> **Problem statement**
Copy the data below, from its first line through the line containing "running-header — [63, 29, 358, 46]", without any changes.
--- start of Data provided ---
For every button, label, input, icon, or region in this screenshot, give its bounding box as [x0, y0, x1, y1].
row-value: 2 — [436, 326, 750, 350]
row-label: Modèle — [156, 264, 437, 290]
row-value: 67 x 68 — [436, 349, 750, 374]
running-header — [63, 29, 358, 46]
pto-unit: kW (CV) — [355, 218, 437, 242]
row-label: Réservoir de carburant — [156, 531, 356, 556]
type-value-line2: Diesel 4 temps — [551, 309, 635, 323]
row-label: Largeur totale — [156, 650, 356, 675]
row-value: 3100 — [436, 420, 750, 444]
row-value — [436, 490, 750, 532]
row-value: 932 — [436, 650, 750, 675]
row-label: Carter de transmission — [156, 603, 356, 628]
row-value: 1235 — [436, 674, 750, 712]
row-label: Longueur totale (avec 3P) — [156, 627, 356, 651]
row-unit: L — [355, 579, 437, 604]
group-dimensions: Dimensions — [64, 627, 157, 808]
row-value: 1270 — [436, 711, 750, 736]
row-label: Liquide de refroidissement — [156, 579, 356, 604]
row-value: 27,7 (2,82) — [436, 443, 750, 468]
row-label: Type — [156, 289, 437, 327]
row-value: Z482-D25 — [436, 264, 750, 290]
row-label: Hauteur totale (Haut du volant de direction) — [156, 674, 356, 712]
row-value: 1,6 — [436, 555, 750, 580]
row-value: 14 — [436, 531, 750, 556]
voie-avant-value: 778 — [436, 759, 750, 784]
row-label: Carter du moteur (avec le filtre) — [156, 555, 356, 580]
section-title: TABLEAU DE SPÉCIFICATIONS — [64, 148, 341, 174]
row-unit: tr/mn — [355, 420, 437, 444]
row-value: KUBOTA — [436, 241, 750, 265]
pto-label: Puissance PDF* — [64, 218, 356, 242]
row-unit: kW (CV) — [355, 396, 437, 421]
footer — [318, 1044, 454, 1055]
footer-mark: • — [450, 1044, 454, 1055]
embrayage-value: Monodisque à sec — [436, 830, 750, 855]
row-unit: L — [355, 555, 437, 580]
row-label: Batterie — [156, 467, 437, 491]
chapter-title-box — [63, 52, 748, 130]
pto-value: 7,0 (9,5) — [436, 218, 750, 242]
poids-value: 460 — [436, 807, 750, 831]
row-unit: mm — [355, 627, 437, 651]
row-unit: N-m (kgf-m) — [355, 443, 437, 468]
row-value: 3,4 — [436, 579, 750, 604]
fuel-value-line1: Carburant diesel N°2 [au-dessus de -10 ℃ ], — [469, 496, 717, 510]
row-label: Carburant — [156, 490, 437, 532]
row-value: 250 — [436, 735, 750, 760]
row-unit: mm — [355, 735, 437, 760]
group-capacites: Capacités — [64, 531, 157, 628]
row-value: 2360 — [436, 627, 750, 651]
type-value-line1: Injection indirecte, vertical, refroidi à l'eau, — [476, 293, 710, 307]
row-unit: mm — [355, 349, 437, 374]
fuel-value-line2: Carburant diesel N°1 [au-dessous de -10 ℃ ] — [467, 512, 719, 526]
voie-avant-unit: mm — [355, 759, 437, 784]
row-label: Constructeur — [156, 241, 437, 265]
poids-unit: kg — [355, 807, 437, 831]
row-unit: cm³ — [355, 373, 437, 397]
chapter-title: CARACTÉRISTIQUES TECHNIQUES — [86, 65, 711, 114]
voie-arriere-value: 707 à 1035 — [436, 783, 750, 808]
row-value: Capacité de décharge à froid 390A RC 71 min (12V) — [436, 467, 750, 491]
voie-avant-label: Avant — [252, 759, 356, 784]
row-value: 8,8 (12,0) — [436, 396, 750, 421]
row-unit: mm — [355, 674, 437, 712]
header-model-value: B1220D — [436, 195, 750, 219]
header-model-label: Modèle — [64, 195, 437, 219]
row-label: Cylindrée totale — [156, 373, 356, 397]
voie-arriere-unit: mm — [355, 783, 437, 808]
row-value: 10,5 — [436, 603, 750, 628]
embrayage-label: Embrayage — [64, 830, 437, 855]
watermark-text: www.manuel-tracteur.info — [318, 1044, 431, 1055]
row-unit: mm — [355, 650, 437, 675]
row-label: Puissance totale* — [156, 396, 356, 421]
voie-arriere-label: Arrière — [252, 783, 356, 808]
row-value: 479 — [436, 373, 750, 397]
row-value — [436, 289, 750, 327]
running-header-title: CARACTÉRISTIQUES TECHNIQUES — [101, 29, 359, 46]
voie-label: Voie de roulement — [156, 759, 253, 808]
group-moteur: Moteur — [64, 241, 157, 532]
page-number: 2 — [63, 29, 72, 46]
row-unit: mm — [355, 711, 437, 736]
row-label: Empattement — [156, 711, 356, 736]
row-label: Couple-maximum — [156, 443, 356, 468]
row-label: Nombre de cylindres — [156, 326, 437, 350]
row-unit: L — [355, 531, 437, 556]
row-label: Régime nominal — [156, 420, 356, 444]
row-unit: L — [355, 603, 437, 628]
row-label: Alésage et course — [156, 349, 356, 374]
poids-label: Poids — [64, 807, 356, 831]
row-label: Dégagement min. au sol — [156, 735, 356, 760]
--- end of Data provided ---
> **Result below**
For every button, label, input, icon, or region in this screenshot, give its bounding box as [x0, y0, x1, y1].
row-value: 2 — [436, 326, 750, 350]
row-label: Modèle — [156, 264, 437, 290]
row-value: 67 x 68 — [436, 349, 750, 374]
running-header — [63, 29, 358, 46]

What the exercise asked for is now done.